▶ [TAREFA 1]
Responda às perguntas abaixo sobre o texto a respeito de Abu Taglibe:
(a) Em que ano Abu Taglibe conseguiu a revisão do tratado que o livrou de pagar tributo?
(b) Perto de que lugar Ize Adaulá e Abu Taglibe foram derrotados em maio de 978?
(c) Em que dia e mês de 979 Abu Taglibe foi feito cativo e executado?
▶ [TAREFA 2]
Resuma em três frases o texto sobre Abu Taglibe.

▶ [TEXTO PARA LER]
-- -- --
Em 973–975, Abu Taglibe apoiou Ize Adaulá em suas próprias lutas para salvaguardar seu poder. Assim, ele novamente marchou sobre Bagdá durante a rebelião do comandante militar turco Sabuqueteguim, embora foi a intervenção do emir buída de Xiraz, Adude Adaulá, que decidiu o conflito para Ize Adaulá. Como resultado de sua assistência, em 975 Abu Taglibe assegurou uma revisão do tratado anterior que libertou-o do pagamento de tributo.[8][15] Em 976, após a morte de Tzimisces, Abu Taglibe apoiou a reivindicação do trono bizantino pelo general rebelde Bardas Esclero, com quem concluiu um tratado no qual o governante hamadânida auxiliou Bardas com cavalaria leve em troca dum acordo matrimonial inespecífico.[12][16]

Iraque em meados do século IX
Síria abássida (Bilade Xame) no século IX

Em 977, devido a seu exílio de Bagdá decorrente das ambições de Adude Adaulá, Ize Adaulá virou-se novamente para os hamadânidas por ajuda. Abu Taglibe concordou em apoiá-lo em troca da entrega de Hamadã, que foi prontamente executado. Embora isso assegurou a posição de Abu Taglibe em sua família, também chamou para ele a atenção de Adude Adaulá. Em maio de 978, Ize Adaulá e Abu Taglibe foram derrotados numa batalha próximo de Samarra por Adude Adaulá. Ize Adaulá foi capturado e executado sob ordens de Adude, que então avançou para Moçul.[17] Diferente das expedições buídas anteriores contra os hamadânidas, que falharam principalmente pois eles eram incapazes de sustentar-se na Jazira, essa foi melhor organizada, com Adude Adaulá levando administradores experiente familiarizados com a área. Os buídas tomaram Moçul e forçaram Abu Taglibe a fugir para Maiafarquim e então para as montanhas da Armênia; enquanto os buídas lideraram cerco a Maiafarquim, ele visitou Esclero no território bizantino de Anzitena, tentando assegurar sua assistência, mas em vão, pois Esclero estava muito pressionado pelas tropas do general lealista Bardas Focas, o Jovem. Após a queda de Maiafarquim em 978, Abu Taglibe fugiu para Raba, de onde tentou em vão negociar com Adude Adaulá.[12][11][18]

Exílio e morte[editar | editar código-fonte]

Com as tropas buídas completando sua conquista da Jazira, e incapaz de procurar ajuda com seu primo Sade Adaulá, que havia reconhecido a suserania de Adude Adaulá e estava sob ordens de prendê-lo, Abu Taglibe com seus apoiantes remanescentes cruzou o deserto da Síria para o sul da Síria controlado pelo Califado Fatímida.[11] Lá, envolveu-se nas complexas lutas de poder entre o governo fatímida e as elites locais. Se esforçou para ganhar reconhecimento dos fatímidas como governador de Damasco, mas o general rebelde Alcassame, que mantinha a cidade, repeliu-o. Sob ataque dos damascenos, e com membros de sua família começando a desertá-lo, Abu Taglibe moveu-se mais para sul para a região do mar da Galileia. As ambições de Abu Taglibe e seus contatos com os fatímidas começaram a ameaçar a posição de Mufarrije ibne Daguefal ibne Aljarrá, um chefe taita e governante de Ramla. Na esperança de semear discórdia entre as tribos árabes da área e fortalecer a autoridade fatímida, o general fatímida Alfadle prometeu Ramla a Abu Taglibe, que abertamente aliou-se com os rivais de Mufarrije, os Banu Ucail, e atacou Ramla em agosto de 979. As tropas de Alfadle, contudo, vieram ajudar Mufarrije, e na batalha resultante em 29 de agosto Abu Taglibe foi feito cativo e executado.[12][19]

O restante da Jazira permaneceu sob controle buída até 989, quando os irmãos de Abu Taglibe, Abu Abedalá Huceine e Abu Tair Ibraim, que haviam se submetido aos buídas, foram instalados como governadores em oposição ao poder do chefe curdo Bade, que havia tomado controle de Moçul. Nesta luta, os dois irmãos convocaram os Banu Ucail; após a derrota de Bade, os Banu Ucail confrontaram os hamadânidas e depuseram e mataram Abu Tair Ibraim, estabelecendo a dinastia ucaílida como governantes da Jazira.[20][21]

Referências

  1. a b Canard 1986, p. 127.
-- -- --
▶ [DADOS FORNECIDOS]
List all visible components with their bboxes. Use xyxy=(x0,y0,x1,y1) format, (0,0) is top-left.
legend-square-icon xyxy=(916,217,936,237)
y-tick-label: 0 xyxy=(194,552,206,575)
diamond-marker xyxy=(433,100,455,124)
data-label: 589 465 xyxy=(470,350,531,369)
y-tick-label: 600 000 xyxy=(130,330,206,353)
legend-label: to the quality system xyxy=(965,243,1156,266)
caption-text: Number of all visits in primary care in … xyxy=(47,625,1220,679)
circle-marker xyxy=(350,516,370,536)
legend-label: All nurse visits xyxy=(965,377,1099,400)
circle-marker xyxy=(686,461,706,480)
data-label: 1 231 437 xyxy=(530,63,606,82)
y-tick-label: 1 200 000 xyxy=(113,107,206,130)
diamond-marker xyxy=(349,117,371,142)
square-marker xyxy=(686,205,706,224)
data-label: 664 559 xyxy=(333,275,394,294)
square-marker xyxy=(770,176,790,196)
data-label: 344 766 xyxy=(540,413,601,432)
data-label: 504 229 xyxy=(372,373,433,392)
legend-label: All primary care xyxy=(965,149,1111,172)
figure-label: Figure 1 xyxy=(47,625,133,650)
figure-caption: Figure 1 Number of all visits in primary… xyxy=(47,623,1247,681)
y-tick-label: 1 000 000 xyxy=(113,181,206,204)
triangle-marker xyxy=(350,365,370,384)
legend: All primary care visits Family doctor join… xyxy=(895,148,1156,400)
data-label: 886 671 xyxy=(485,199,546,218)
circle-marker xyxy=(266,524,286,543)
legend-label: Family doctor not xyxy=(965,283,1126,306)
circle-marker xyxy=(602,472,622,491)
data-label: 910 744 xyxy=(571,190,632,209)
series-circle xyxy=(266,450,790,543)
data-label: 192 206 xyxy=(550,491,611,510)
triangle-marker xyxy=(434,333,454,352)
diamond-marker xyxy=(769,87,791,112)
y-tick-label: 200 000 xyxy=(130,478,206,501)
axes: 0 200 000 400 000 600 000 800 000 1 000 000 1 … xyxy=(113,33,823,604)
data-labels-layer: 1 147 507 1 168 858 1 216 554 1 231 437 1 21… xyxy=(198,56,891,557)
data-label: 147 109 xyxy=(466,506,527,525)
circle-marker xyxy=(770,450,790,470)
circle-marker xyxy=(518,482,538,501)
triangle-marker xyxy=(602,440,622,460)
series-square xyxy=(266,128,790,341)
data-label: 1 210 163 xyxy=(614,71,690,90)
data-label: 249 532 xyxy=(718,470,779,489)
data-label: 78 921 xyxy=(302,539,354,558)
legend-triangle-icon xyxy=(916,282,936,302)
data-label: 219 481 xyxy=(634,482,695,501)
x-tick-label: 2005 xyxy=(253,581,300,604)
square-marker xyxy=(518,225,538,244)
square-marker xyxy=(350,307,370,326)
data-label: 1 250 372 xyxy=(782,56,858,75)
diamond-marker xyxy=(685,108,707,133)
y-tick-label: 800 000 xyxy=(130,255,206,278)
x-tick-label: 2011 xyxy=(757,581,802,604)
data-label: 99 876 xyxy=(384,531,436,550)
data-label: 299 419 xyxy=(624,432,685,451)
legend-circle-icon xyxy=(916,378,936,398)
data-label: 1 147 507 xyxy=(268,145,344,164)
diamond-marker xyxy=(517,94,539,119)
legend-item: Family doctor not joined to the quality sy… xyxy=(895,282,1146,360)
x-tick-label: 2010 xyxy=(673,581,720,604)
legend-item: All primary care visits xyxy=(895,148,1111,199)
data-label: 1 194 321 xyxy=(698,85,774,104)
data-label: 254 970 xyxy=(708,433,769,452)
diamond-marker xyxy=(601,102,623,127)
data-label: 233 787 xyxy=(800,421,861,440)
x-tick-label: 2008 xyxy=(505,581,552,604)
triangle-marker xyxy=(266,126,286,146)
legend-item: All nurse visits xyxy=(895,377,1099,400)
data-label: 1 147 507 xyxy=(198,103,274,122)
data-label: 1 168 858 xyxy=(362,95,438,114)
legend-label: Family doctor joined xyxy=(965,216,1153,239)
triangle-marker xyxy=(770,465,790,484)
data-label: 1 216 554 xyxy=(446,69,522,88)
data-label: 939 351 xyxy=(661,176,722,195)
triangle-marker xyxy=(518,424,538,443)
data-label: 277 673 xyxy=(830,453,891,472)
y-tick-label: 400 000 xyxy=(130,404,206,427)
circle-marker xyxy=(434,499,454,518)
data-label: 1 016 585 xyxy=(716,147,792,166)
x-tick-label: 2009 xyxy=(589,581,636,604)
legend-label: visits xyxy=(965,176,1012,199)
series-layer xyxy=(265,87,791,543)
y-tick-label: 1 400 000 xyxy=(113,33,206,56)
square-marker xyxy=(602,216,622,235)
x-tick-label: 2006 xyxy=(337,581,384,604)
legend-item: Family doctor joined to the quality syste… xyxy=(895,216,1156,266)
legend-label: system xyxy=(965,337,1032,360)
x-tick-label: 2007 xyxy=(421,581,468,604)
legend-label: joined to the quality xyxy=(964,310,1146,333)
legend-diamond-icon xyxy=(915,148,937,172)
-- -- --
▶ [RESPOSTA 1]
(a) Em 975.
(b) Perto de Samarra.
(c) Em 29 de agosto.

▶ [RESPOSTA 2]
Abu Taglibe apoiou Ize Adaulá, mas em maio de 978 os dois foram derrotados perto de Samarra por Adude Adaulá, que depois tomou Moçul e obrigou Abu Taglibe a fugir. Abu Taglibe atravessou o deserto da Síria até o sul da Síria, controlado pelos fatímidas, atacou Ramla em agosto de 979 e, na batalha de 29 de agosto, foi feito cativo e executado. Em 989 seus irmãos foram postos como governadores da Jazira, mas os Banu Ucail mataram Abu Tair Ibraim e fundaram a dinastia ucaílida.